• Records provided
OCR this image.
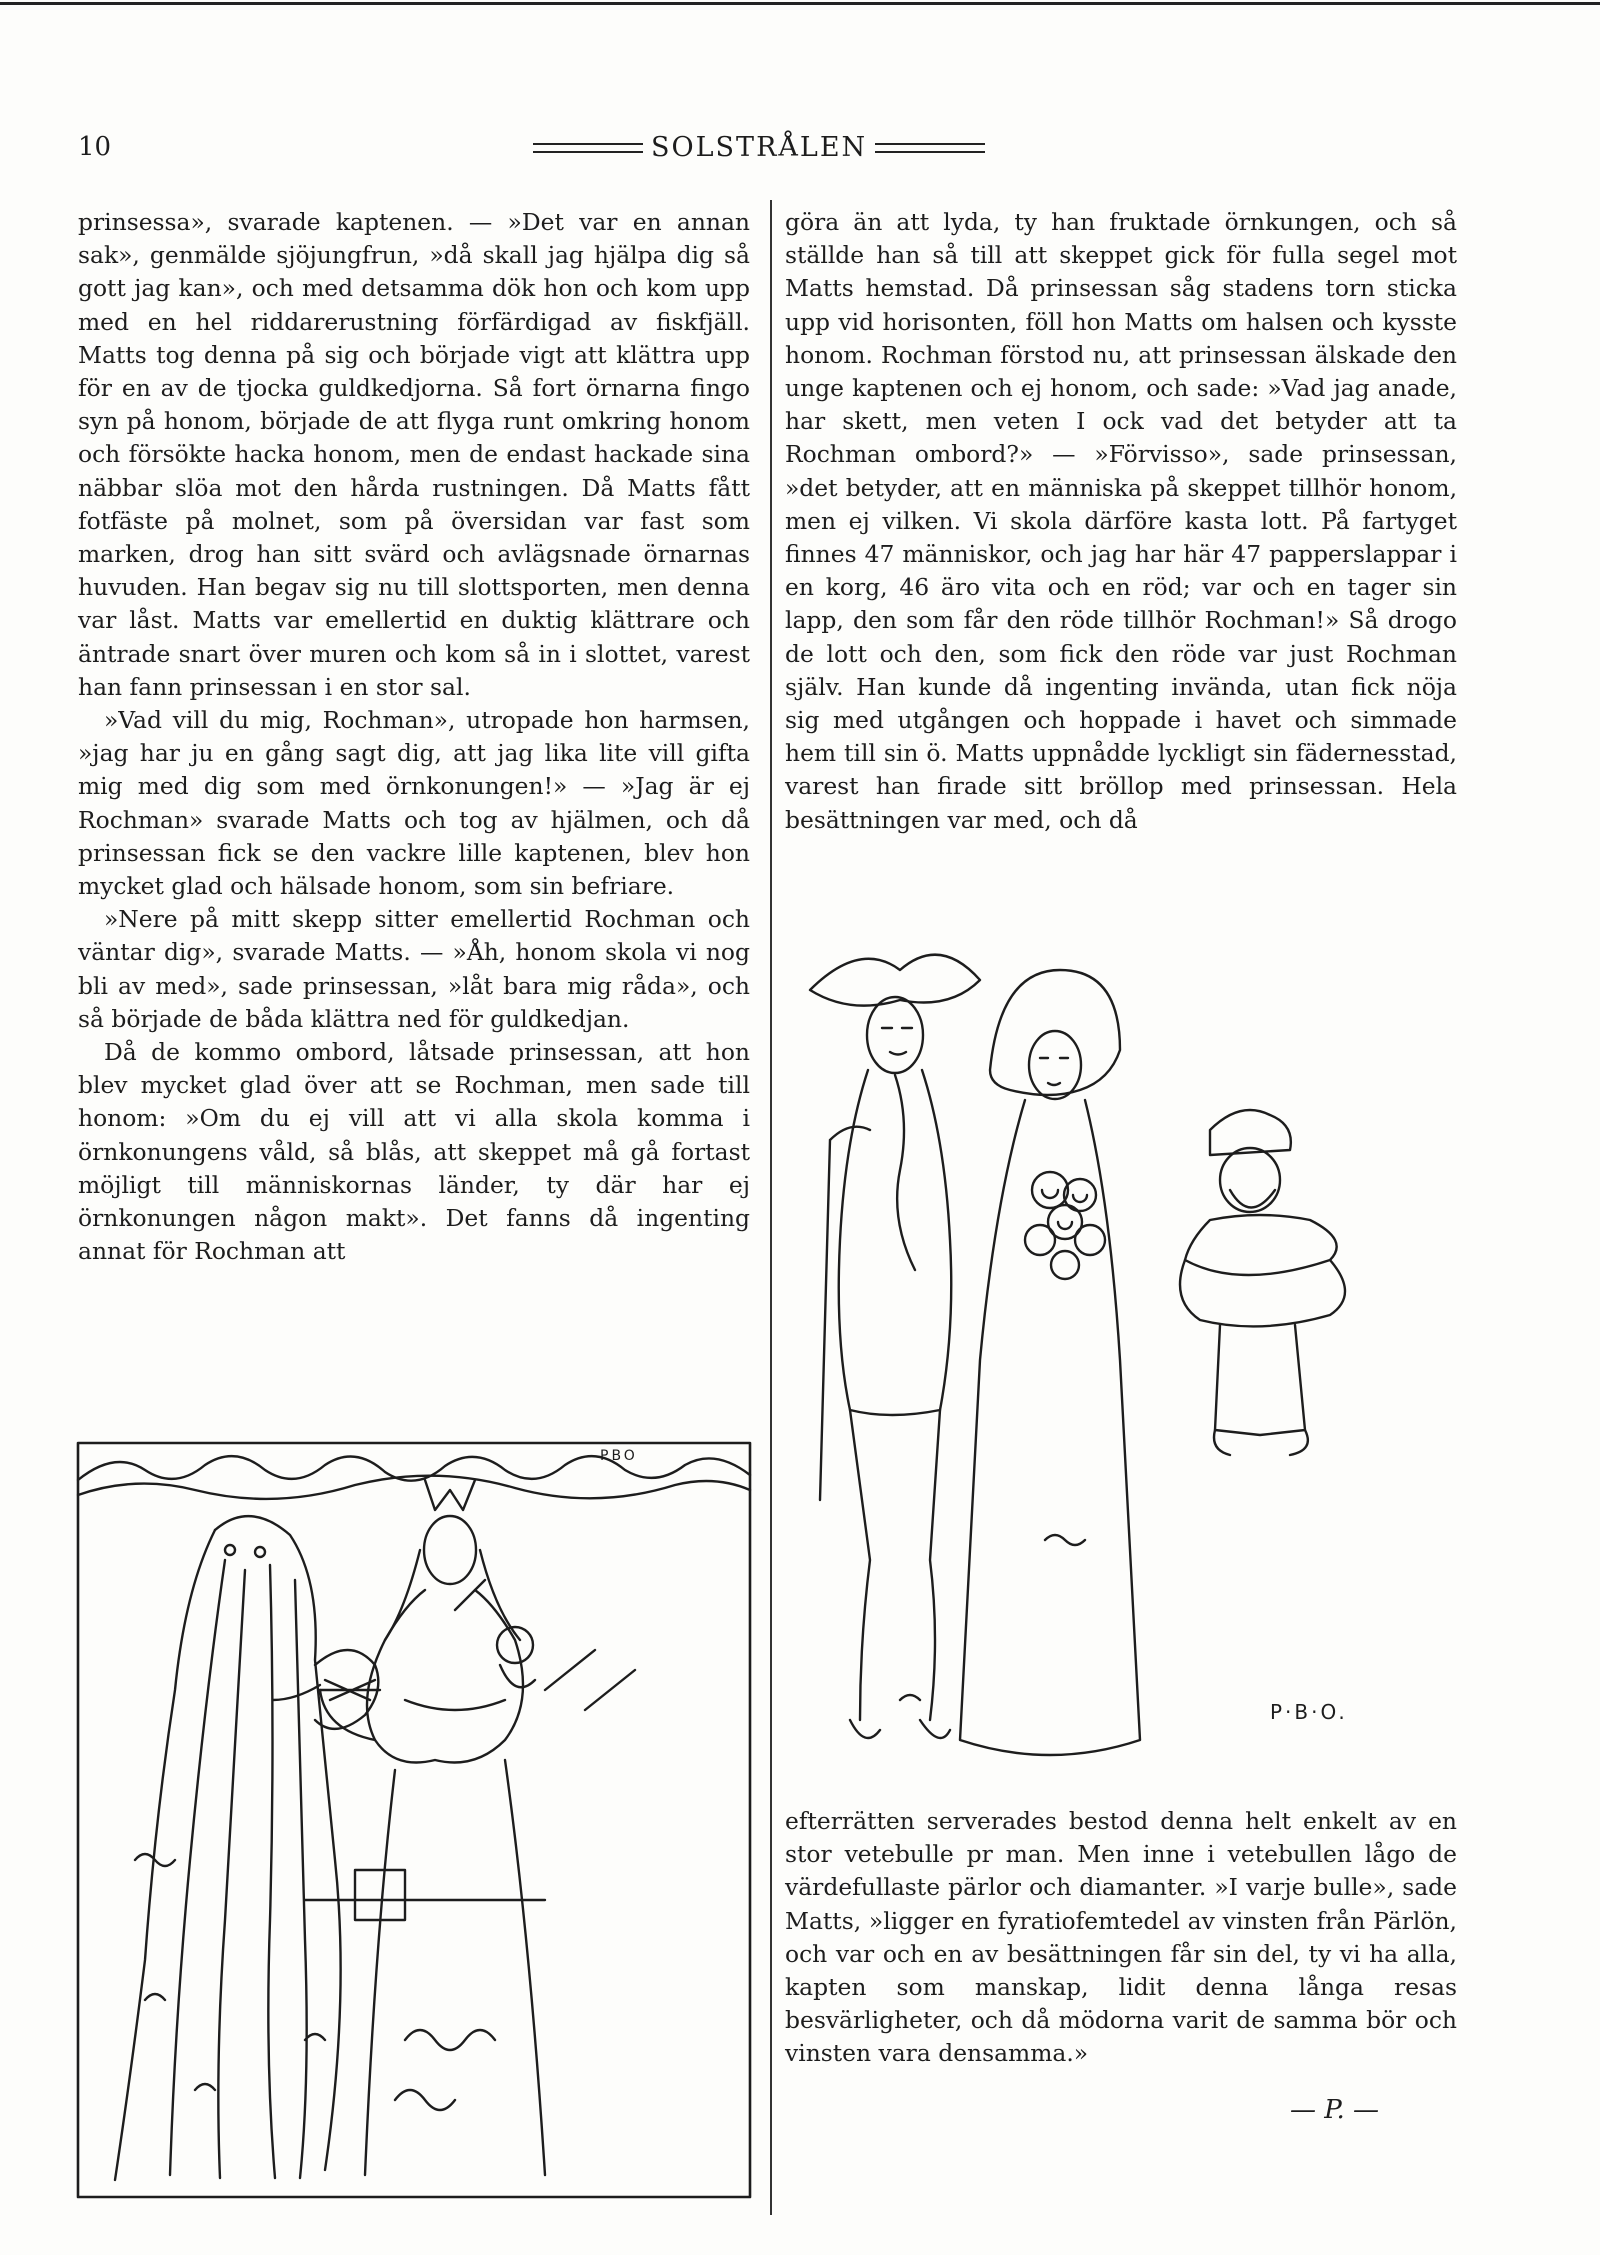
10	SOLSTRÅLEN

prinsessa», svarade kaptenen. — »Det var en annan sak», genmälde sjöjungfrun, »då skall jag hjälpa dig så gott jag kan», och med detsamma dök hon och kom upp med en hel riddarerustning förfärdigad av fiskfjäll. Matts tog denna på sig och började vigt att klättra upp för en av de tjocka guldkedjorna. Så fort örnarna fingo syn på honom, började de att flyga runt omkring honom och försökte hacka honom, men de endast hackade sina näbbar slöa mot den hårda rustningen. Då Matts fått fotfäste på molnet, som på översidan var fast som marken, drog han sitt svärd och avlägsnade örnarnas huvuden. Han begav sig nu till slottsporten, men denna var låst. Matts var emellertid en duktig klättrare och äntrade snart över muren och kom så in i slottet, varest han fann prinsessan i en stor sal.

»Vad vill du mig, Rochman», utropade hon harmsen, »jag har ju en gång sagt dig, att jag lika lite vill gifta mig med dig som med örnkonungen!» — »Jag är ej Rochman» svarade Matts och tog av hjälmen, och då prinsessan fick se den vackre lille kaptenen, blev hon mycket glad och hälsade honom, som sin befriare.

»Nere på mitt skepp sitter emellertid Rochman och väntar dig», svarade Matts. — »Åh, honom skola vi nog bli av med», sade prinsessan, »låt bara mig råda», och så började de båda klättra ned för guldkedjan.

Då de kommo ombord, låtsade prinsessan, att hon blev mycket glad över att se Rochman, men sade till honom: »Om du ej vill att vi alla skola komma i örnkonungens våld, så blås, att skeppet må gå fortast möjligt till människornas länder, ty där har ej örnkonungen någon makt». Det fanns då ingenting annat för Rochman att

PBO

göra än att lyda, ty han fruktade örnkungen, och så ställde han så till att skeppet gick för fulla segel mot Matts hemstad. Då prinsessan såg stadens torn sticka upp vid horisonten, föll hon Matts om halsen och kysste honom. Rochman förstod nu, att prinsessan älskade den unge kaptenen och ej honom, och sade: »Vad jag anade, har skett, men veten I ock vad det betyder att ta Rochman ombord?» — »Förvisso», sade prinsessan, »det betyder, att en människa på skeppet tillhör honom, men ej vilken. Vi skola därföre kasta lott. På fartyget finnes 47 människor, och jag har här 47 papperslappar i en korg, 46 äro vita och en röd; var och en tager sin lapp, den som får den röde tillhör Rochman!» Så drogo de lott och den, som fick den röde var just Rochman själv. Han kunde då ingenting invända, utan fick nöja sig med utgången och hoppade i havet och simmade hem till sin ö. Matts uppnådde lyckligt sin fädernesstad, varest han firade sitt bröllop med prinsessan. Hela besättningen var med, och då

P·B·O.

efterrätten serverades bestod denna helt enkelt av en stor vetebulle pr man. Men inne i vetebullen lågo de värdefullaste pärlor och diamanter. »I varje bulle», sade Matts, »ligger en fyratiofemtedel av vinsten från Pärlön, och var och en av besättningen får sin del, ty vi ha alla, kapten som manskap, lidit denna långa resas besvärligheter, och då mödorna varit de samma bör och vinsten vara densamma.»

— P. —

• What to do
Quote each line of the listing exactly, but leave the pictures out.

• The reply
OCR this image.
10	SOLSTRÅLEN

prinsessa», svarade kaptenen. — »Det var en annan sak», genmälde sjöjungfrun, »då skall jag hjälpa dig så gott jag kan», och med detsamma dök hon och kom upp med en hel riddarerustning förfärdigad av fiskfjäll. Matts tog denna på sig och började vigt att klättra upp för en av de tjocka guldkedjorna. Så fort örnarna fingo syn på honom, började de att flyga runt omkring honom och försökte hacka honom, men de endast hackade sina näbbar slöa mot den hårda rustningen. Då Matts fått fotfäste på molnet, som på översidan var fast som marken, drog han sitt svärd och avlägsnade örnarnas huvuden. Han begav sig nu till slottsporten, men denna var låst. Matts var emellertid en duktig klättrare och äntrade snart över muren och kom så in i slottet, varest han fann prinsessan i en stor sal.

»Vad vill du mig, Rochman», utropade hon harmsen, »jag har ju en gång sagt dig, att jag lika lite vill gifta mig med dig som med örnkonungen!» — »Jag är ej Rochman» svarade Matts och tog av hjälmen, och då prinsessan fick se den vackre lille kaptenen, blev hon mycket glad och hälsade honom, som sin befriare.

»Nere på mitt skepp sitter emellertid Rochman och väntar dig», svarade Matts. — »Åh, honom skola vi nog bli av med», sade prinsessan, »låt bara mig råda», och så började de båda klättra ned för guldkedjan.

Då de kommo ombord, låtsade prinsessan, att hon blev mycket glad över att se Rochman, men sade till honom: »Om du ej vill att vi alla skola komma i örnkonungens våld, så blås, att skeppet må gå fortast möjligt till människornas länder, ty där har ej örnkonungen någon makt». Det fanns då ingenting annat för Rochman att

PBO

göra än att lyda, ty han fruktade örnkungen, och så ställde han så till att skeppet gick för fulla segel mot Matts hemstad. Då prinsessan såg stadens torn sticka upp vid horisonten, föll hon Matts om halsen och kysste honom. Rochman förstod nu, att prinsessan älskade den unge kaptenen och ej honom, och sade: »Vad jag anade, har skett, men veten I ock vad det betyder att ta Rochman ombord?» — »Förvisso», sade prinsessan, »det betyder, att en människa på skeppet tillhör honom, men ej vilken. Vi skola därföre kasta lott. På fartyget finnes 47 människor, och jag har här 47 papperslappar i en korg, 46 äro vita och en röd; var och en tager sin lapp, den som får den röde tillhör Rochman!» Så drogo de lott och den, som fick den röde var just Rochman själv. Han kunde då ingenting invända, utan fick nöja sig med utgången och hoppade i havet och simmade hem till sin ö. Matts uppnådde lyckligt sin fädernesstad, varest han firade sitt bröllop med prinsessan. Hela besättningen var med, och då

P·B·O.

efterrätten serverades bestod denna helt enkelt av en stor vetebulle pr man. Men inne i vetebullen lågo de värdefullaste pärlor och diamanter. »I varje bulle», sade Matts, »ligger en fyratiofemtedel av vinsten från Pärlön, och var och en av besättningen får sin del, ty vi ha alla, kapten som manskap, lidit denna långa resas besvärligheter, och då mödorna varit de samma bör och vinsten vara densamma.»

— P. —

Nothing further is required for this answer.